■ Data:
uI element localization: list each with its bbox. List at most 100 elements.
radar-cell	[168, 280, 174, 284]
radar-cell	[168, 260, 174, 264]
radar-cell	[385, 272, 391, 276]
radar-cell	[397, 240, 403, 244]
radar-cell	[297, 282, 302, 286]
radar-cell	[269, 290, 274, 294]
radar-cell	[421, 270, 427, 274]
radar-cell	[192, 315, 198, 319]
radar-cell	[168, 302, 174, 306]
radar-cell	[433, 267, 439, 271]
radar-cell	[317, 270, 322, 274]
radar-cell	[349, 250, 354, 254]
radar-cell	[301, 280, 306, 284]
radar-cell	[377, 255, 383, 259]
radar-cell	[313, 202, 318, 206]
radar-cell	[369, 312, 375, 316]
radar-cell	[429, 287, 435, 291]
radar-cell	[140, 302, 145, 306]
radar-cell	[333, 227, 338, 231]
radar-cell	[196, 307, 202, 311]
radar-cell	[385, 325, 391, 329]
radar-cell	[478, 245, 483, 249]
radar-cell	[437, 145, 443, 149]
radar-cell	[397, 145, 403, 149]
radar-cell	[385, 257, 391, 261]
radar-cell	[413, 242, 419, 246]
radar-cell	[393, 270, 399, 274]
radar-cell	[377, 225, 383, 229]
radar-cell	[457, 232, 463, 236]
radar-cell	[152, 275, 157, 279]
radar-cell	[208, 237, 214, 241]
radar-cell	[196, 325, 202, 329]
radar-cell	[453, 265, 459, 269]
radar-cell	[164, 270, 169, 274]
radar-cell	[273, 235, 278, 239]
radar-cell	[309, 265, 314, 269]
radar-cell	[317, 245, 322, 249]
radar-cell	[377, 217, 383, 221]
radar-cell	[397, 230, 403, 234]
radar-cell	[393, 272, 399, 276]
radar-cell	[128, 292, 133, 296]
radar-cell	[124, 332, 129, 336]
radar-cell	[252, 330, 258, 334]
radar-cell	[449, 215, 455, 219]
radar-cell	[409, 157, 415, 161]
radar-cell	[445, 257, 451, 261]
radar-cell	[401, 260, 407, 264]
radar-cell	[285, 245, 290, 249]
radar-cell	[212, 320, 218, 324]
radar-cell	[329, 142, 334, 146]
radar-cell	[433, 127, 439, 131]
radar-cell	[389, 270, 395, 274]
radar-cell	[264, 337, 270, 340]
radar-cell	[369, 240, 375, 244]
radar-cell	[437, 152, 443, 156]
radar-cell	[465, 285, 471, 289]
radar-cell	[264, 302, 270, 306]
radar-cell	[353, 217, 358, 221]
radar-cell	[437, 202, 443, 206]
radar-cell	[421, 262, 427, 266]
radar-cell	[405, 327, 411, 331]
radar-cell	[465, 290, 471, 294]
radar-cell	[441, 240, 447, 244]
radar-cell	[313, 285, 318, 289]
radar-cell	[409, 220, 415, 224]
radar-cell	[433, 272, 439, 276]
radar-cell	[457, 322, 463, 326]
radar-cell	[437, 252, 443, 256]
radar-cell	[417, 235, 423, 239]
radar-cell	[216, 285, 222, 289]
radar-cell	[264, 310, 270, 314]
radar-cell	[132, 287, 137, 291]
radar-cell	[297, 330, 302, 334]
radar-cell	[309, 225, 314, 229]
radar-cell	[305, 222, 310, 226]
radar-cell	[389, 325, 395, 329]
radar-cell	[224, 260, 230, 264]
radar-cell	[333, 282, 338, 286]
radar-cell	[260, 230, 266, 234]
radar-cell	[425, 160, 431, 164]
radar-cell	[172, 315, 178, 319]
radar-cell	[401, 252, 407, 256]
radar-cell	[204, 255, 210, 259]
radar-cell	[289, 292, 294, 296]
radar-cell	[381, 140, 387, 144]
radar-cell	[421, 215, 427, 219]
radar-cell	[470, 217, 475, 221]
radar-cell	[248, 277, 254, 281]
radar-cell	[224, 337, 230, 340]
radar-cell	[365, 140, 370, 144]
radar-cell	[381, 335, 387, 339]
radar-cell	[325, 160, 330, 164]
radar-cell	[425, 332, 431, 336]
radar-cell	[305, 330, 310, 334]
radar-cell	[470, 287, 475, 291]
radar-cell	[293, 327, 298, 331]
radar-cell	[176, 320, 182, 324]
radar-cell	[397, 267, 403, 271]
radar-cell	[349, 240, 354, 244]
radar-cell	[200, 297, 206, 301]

■ Task: Reproduce the listing above verbatim, starting at its first line and ending at the line that contains "237, 214, 241]", with both of those lines included.

■ Solution for this task:
uI element localization: list each with its bbox. List at most 100 elements.
radar-cell	[168, 280, 174, 284]
radar-cell	[168, 260, 174, 264]
radar-cell	[385, 272, 391, 276]
radar-cell	[397, 240, 403, 244]
radar-cell	[297, 282, 302, 286]
radar-cell	[269, 290, 274, 294]
radar-cell	[421, 270, 427, 274]
radar-cell	[192, 315, 198, 319]
radar-cell	[168, 302, 174, 306]
radar-cell	[433, 267, 439, 271]
radar-cell	[317, 270, 322, 274]
radar-cell	[349, 250, 354, 254]
radar-cell	[301, 280, 306, 284]
radar-cell	[377, 255, 383, 259]
radar-cell	[313, 202, 318, 206]
radar-cell	[369, 312, 375, 316]
radar-cell	[429, 287, 435, 291]
radar-cell	[140, 302, 145, 306]
radar-cell	[333, 227, 338, 231]
radar-cell	[196, 307, 202, 311]
radar-cell	[385, 325, 391, 329]
radar-cell	[478, 245, 483, 249]
radar-cell	[437, 145, 443, 149]
radar-cell	[397, 145, 403, 149]
radar-cell	[385, 257, 391, 261]
radar-cell	[413, 242, 419, 246]
radar-cell	[393, 270, 399, 274]
radar-cell	[377, 225, 383, 229]
radar-cell	[457, 232, 463, 236]
radar-cell	[152, 275, 157, 279]
radar-cell	[208, 237, 214, 241]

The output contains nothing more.